Work to do: Count lines holding the word "these". Only the number is wanted.
--- Start ---
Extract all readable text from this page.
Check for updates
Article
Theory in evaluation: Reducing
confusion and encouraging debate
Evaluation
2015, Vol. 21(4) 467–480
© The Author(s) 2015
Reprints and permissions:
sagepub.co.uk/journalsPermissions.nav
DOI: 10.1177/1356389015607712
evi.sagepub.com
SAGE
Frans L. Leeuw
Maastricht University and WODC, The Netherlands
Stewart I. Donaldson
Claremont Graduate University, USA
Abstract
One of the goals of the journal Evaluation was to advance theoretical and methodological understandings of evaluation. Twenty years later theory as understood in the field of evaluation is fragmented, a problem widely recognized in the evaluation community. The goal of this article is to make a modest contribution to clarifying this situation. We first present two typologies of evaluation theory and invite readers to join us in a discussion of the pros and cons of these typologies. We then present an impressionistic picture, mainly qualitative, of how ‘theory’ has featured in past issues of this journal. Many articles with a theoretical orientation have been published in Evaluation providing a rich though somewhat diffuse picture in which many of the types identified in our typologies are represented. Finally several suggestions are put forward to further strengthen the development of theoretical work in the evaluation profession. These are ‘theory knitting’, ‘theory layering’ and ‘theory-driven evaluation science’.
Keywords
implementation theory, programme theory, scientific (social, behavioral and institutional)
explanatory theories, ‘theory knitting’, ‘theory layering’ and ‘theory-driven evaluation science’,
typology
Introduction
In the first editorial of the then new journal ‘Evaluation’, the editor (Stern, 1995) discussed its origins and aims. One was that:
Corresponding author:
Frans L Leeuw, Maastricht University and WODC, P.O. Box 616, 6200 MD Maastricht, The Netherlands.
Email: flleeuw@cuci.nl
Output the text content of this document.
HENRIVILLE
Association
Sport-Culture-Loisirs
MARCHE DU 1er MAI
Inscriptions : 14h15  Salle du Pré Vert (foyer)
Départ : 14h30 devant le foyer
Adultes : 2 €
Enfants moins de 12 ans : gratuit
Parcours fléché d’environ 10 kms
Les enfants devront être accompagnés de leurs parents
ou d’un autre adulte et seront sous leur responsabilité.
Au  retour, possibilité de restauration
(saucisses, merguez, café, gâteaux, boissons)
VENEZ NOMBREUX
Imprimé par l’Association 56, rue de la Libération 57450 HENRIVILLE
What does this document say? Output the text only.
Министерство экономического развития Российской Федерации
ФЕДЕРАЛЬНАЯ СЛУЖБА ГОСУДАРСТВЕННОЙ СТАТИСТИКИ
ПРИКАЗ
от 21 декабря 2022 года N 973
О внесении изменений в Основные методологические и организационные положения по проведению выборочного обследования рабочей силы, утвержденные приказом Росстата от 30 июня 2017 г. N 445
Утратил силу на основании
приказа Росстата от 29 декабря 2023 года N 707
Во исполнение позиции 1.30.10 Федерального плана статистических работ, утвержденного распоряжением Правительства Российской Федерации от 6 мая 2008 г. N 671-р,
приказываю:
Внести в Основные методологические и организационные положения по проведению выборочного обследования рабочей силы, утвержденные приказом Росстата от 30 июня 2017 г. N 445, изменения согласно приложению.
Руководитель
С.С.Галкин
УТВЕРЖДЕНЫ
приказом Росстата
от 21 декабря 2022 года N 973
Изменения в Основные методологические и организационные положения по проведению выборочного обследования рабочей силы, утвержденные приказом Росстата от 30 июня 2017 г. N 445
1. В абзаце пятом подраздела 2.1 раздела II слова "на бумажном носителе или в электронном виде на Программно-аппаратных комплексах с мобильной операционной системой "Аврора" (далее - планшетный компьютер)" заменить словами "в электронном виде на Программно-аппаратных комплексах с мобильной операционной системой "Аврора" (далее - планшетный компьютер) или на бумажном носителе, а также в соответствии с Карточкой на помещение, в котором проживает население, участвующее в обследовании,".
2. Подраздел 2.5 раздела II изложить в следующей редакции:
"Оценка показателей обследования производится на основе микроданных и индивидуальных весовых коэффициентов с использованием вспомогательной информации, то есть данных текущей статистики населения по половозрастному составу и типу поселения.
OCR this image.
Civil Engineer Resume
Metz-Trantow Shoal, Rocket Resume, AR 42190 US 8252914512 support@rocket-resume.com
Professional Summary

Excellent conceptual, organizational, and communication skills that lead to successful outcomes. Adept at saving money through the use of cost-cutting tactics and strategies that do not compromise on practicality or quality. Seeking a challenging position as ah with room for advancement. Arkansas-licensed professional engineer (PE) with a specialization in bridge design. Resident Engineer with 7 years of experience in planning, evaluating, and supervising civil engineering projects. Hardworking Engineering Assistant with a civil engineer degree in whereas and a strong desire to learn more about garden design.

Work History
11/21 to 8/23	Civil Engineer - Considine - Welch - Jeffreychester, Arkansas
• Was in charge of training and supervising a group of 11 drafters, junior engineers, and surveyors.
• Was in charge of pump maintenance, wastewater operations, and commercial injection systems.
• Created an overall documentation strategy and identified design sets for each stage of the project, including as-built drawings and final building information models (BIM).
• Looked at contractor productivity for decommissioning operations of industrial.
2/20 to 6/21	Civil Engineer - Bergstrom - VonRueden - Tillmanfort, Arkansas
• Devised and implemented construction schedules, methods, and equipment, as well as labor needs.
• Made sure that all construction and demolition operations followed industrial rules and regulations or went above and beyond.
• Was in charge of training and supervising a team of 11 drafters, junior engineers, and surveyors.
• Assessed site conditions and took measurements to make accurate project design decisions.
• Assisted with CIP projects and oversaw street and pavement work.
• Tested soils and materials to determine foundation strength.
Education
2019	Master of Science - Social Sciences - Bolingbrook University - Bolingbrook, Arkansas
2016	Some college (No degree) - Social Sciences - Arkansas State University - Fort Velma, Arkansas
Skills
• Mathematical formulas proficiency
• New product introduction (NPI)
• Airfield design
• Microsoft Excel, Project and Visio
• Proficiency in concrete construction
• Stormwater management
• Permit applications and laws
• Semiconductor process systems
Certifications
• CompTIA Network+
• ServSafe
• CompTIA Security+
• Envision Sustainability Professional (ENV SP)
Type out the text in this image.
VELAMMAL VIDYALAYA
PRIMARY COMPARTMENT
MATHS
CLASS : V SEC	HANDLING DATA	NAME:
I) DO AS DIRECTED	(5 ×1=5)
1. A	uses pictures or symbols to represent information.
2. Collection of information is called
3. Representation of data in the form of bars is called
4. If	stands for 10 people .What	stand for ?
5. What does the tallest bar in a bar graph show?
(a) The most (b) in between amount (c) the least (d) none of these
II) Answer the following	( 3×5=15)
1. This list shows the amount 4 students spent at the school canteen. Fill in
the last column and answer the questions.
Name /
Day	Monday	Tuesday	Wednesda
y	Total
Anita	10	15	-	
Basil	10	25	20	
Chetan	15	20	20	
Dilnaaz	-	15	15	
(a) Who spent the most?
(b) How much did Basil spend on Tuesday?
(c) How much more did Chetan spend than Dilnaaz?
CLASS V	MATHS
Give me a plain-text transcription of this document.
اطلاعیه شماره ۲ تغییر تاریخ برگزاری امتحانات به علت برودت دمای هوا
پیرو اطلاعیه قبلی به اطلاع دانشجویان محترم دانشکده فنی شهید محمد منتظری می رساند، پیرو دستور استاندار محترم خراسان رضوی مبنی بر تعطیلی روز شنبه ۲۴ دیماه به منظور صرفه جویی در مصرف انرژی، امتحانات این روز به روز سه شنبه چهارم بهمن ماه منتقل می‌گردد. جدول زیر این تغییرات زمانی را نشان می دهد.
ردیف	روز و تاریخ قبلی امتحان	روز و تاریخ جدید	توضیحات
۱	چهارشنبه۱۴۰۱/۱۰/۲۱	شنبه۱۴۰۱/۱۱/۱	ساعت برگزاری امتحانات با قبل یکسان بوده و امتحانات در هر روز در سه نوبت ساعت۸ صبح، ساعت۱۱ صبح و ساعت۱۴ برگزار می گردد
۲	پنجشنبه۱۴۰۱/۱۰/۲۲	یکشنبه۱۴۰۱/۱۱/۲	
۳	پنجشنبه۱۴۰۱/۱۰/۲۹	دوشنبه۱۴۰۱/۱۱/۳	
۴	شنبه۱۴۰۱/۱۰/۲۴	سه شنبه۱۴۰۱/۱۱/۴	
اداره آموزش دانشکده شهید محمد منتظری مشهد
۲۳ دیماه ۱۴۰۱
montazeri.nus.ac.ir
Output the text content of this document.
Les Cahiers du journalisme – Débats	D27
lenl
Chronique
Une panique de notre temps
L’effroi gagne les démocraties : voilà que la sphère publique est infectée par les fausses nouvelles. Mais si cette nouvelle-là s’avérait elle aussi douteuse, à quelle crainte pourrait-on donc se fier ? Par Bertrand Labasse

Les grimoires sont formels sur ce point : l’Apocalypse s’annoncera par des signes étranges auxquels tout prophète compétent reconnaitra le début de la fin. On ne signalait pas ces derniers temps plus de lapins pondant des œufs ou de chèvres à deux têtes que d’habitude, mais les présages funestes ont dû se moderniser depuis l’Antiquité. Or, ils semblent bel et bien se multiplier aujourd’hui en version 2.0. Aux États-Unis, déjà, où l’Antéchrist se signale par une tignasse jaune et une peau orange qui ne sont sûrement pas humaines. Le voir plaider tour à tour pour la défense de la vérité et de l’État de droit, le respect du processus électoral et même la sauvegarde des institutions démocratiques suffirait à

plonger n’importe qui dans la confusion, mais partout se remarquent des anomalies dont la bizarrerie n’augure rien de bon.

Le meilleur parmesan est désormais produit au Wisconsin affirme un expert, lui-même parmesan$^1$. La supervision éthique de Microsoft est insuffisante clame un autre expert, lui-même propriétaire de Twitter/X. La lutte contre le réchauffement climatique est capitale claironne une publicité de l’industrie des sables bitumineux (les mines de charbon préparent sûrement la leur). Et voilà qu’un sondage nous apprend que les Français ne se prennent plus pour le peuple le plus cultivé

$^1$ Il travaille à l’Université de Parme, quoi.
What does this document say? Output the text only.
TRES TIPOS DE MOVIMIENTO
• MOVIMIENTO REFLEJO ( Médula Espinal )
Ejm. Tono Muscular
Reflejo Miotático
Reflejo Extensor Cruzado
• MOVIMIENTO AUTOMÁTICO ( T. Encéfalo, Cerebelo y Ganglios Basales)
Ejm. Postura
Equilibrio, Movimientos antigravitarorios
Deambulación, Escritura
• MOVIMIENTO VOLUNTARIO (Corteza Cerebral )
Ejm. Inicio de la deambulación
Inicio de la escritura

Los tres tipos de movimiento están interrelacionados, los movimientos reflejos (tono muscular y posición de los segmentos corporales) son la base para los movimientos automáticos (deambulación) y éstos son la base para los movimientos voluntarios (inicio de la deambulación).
--- End ---
Right answer: 2